--- Start Dataset extract ---
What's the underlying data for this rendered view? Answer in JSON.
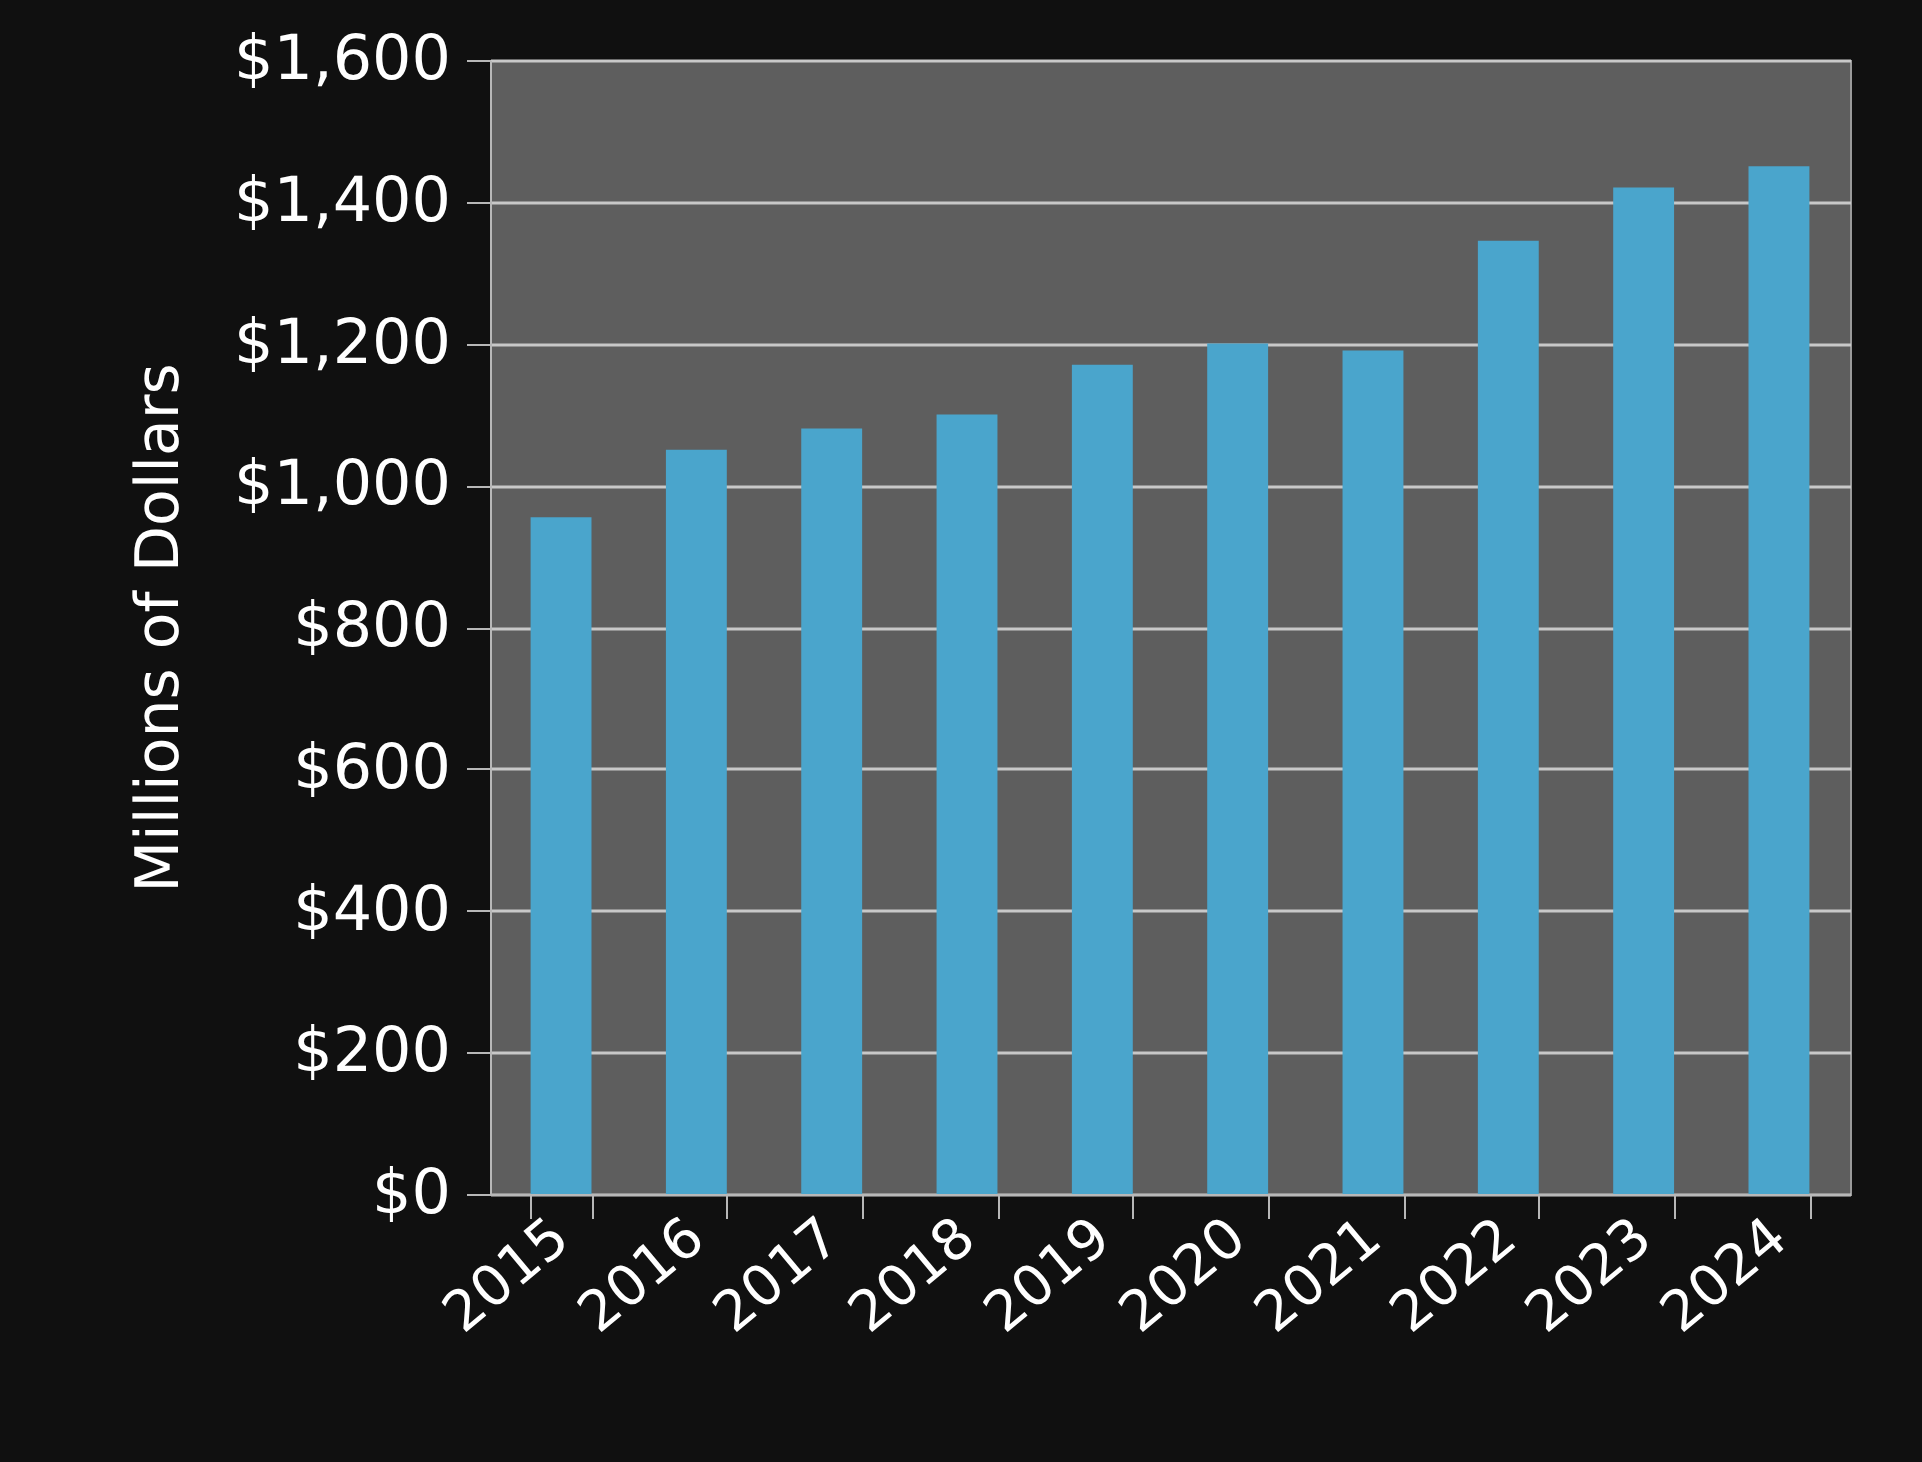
{
  "chart_data": {
    "type": "bar",
    "ylabel": "Millions of Dollars",
    "categories": [
      "2015",
      "2016",
      "2017",
      "2018",
      "2019",
      "2020",
      "2021",
      "2022",
      "2023",
      "2024"
    ],
    "values": [
      955,
      1050,
      1080,
      1100,
      1170,
      1200,
      1190,
      1345,
      1420,
      1450
    ],
    "color": "#4aa5cc",
    "ylim": [
      0,
      1600
    ],
    "yticks": [
      {
        "value": 0,
        "label": "$0"
      },
      {
        "value": 200,
        "label": "$200"
      },
      {
        "value": 400,
        "label": "$400"
      },
      {
        "value": 600,
        "label": "$600"
      },
      {
        "value": 800,
        "label": "$800"
      },
      {
        "value": 1000,
        "label": "$1,000"
      },
      {
        "value": 1200,
        "label": "$1,200"
      },
      {
        "value": 1400,
        "label": "$1,400"
      },
      {
        "value": 1600,
        "label": "$1,600"
      }
    ],
    "grid": "y"
  }
}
--- End Dataset extract ---
● **Task prompt**: Pictures appear in the records above. Output everything except them, exactly.

● **Reply**:
What's the underlying data for this rendered view? Answer in JSON.
{
  "chart_data": {
    "type": "bar",
    "ylabel": "Millions of Dollars",
    "categories": [
      "2015",
      "2016",
      "2017",
      "2018",
      "2019",
      "2020",
      "2021",
      "2022",
      "2023",
      "2024"
    ],
    "values": [
      955,
      1050,
      1080,
      1100,
      1170,
      1200,
      1190,
      1345,
      1420,
      1450
    ],
    "color": "#4aa5cc",
    "ylim": [
      0,
      1600
    ],
    "yticks": [
      {
        "value": 0,
        "label": "$0"
      },
      {
        "value": 200,
        "label": "$200"
      },
      {
        "value": 400,
        "label": "$400"
      },
      {
        "value": 600,
        "label": "$600"
      },
      {
        "value": 800,
        "label": "$800"
      },
      {
        "value": 1000,
        "label": "$1,000"
      },
      {
        "value": 1200,
        "label": "$1,200"
      },
      {
        "value": 1400,
        "label": "$1,400"
      },
      {
        "value": 1600,
        "label": "$1,600"
      }
    ],
    "grid": "y"
  }
}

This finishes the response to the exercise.